▶ Recorded data
-*-*-
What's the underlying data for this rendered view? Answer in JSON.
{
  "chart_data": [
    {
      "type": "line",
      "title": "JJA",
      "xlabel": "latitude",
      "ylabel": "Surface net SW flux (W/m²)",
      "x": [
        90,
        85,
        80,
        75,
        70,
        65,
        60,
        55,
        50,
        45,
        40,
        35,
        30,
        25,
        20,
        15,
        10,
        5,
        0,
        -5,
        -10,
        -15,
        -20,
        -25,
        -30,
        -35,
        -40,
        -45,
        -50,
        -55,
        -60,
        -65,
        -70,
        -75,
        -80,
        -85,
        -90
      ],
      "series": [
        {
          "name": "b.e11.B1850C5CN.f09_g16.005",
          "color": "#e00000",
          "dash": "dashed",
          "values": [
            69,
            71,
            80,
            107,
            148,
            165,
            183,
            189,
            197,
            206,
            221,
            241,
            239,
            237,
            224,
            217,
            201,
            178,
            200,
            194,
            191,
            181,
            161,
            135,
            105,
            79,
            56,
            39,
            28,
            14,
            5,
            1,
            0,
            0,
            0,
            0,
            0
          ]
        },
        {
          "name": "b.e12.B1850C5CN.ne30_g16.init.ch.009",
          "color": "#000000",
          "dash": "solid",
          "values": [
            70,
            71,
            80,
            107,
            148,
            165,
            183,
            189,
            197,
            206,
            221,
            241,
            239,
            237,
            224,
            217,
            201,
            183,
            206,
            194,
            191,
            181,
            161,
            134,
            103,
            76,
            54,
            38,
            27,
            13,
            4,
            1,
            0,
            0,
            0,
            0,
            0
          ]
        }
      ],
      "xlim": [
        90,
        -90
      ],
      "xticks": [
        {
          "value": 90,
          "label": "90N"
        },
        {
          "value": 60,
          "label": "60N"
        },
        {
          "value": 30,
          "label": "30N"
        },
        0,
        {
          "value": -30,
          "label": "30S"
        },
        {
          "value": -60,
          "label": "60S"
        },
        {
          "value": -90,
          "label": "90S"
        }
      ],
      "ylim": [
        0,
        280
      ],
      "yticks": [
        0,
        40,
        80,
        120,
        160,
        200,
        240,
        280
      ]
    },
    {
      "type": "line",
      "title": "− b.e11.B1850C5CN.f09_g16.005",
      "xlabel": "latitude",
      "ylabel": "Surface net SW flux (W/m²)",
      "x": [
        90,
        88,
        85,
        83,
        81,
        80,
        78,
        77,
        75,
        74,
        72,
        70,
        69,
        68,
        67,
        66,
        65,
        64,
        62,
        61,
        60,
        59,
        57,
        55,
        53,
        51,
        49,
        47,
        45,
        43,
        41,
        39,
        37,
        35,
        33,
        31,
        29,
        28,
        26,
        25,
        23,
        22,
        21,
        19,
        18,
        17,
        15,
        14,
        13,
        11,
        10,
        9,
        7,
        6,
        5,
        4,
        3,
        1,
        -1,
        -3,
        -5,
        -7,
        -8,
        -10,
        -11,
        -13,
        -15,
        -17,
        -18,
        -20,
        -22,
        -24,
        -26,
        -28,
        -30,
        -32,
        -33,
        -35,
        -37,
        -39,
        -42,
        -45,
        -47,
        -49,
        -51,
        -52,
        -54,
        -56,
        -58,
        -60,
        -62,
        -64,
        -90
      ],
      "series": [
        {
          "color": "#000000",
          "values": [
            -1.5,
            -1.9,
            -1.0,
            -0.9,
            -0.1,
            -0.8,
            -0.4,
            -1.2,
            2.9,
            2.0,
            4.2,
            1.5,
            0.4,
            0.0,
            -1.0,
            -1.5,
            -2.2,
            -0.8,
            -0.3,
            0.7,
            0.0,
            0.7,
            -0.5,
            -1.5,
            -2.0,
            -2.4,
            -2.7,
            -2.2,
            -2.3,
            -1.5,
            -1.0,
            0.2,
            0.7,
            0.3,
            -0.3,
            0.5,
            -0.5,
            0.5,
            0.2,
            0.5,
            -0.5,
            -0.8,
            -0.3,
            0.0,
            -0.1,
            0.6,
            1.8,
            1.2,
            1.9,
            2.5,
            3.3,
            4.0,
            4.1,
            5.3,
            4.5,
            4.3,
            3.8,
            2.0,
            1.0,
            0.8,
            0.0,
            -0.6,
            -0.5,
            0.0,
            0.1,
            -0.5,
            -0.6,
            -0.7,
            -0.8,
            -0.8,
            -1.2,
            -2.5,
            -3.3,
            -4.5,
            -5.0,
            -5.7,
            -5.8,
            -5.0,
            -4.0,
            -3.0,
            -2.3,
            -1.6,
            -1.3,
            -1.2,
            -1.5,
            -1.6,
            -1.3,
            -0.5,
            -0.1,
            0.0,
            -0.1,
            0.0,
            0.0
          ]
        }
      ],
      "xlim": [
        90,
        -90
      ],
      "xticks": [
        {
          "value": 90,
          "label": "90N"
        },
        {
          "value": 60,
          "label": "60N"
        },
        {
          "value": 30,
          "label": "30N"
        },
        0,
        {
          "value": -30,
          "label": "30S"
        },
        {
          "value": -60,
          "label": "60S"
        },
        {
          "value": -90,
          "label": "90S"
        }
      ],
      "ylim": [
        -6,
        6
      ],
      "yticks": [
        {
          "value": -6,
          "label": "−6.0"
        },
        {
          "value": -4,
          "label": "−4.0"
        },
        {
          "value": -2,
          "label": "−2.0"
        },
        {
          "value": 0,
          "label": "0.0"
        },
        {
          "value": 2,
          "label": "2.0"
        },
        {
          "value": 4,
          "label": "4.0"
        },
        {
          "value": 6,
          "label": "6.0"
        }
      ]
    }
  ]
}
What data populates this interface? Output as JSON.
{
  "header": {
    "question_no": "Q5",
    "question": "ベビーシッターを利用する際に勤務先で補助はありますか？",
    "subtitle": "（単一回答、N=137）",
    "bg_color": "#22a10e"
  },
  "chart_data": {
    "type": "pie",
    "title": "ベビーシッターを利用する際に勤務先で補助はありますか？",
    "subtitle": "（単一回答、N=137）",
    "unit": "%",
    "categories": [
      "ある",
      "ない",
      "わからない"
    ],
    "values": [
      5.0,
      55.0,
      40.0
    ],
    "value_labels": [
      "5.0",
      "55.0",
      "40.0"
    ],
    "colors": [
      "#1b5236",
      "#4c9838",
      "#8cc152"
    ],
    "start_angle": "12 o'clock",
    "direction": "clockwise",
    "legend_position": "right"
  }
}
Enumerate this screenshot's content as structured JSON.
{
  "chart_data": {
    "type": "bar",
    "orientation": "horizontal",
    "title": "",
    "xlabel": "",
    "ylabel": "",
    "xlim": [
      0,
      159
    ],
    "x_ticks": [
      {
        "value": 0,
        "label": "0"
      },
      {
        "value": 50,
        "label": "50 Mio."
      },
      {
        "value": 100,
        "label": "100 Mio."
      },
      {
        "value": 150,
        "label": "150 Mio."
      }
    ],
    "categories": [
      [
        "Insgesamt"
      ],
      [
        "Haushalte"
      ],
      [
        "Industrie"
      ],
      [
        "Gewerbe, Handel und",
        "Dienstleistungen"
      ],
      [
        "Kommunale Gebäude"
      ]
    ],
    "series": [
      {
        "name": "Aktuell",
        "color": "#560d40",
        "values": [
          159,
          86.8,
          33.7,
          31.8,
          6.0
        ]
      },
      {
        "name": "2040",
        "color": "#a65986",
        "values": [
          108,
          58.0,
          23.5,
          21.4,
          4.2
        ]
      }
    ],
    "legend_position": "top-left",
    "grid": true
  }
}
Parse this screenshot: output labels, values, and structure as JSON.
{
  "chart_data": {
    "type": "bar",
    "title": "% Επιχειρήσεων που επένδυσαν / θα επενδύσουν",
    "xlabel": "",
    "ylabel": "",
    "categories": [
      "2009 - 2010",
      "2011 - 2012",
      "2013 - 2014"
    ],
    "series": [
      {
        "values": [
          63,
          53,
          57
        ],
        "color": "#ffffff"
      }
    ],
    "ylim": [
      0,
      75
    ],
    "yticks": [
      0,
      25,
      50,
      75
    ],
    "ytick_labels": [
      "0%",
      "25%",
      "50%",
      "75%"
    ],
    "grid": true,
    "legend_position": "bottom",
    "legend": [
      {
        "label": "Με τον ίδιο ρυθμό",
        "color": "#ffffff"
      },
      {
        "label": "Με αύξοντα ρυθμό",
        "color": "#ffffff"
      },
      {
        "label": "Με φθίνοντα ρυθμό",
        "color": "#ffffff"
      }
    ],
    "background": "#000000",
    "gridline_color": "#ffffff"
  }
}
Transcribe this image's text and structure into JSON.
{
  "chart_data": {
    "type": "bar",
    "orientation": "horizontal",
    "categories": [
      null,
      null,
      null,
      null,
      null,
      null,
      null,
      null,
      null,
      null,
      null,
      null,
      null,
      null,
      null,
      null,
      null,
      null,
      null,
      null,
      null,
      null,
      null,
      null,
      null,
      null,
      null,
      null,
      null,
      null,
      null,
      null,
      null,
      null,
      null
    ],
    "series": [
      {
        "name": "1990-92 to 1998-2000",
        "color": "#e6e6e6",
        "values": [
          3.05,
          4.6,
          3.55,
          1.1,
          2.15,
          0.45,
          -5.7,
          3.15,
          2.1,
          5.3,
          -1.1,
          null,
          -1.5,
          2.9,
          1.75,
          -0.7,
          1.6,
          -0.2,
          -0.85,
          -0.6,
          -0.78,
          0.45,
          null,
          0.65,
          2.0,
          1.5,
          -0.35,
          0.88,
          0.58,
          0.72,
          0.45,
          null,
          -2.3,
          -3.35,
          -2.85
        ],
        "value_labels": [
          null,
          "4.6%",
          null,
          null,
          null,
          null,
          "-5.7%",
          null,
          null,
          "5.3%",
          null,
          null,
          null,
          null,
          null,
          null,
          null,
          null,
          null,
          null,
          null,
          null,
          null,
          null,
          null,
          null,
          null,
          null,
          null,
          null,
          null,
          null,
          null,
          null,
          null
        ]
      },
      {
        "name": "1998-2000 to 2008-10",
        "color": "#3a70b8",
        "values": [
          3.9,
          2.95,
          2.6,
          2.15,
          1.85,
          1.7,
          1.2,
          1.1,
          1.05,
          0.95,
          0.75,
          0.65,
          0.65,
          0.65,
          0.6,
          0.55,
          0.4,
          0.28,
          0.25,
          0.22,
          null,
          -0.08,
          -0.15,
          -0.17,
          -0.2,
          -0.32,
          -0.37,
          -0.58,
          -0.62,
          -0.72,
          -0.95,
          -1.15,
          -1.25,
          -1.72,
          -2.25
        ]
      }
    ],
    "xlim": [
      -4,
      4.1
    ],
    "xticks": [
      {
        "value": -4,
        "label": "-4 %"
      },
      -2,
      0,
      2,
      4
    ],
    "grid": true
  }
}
-*-*-
▶ Exercise description
Above are the records. Identify each line that contains the word "this".

▶ The completed task
What's the underlying data for this rendered view? Answer in JSON.
What data populates this interface? Output as JSON.
Enumerate this screenshot's content as structured JSON.
Parse this screenshot: output labels, values, and structure as JSON.
Transcribe this image's text and structure into JSON.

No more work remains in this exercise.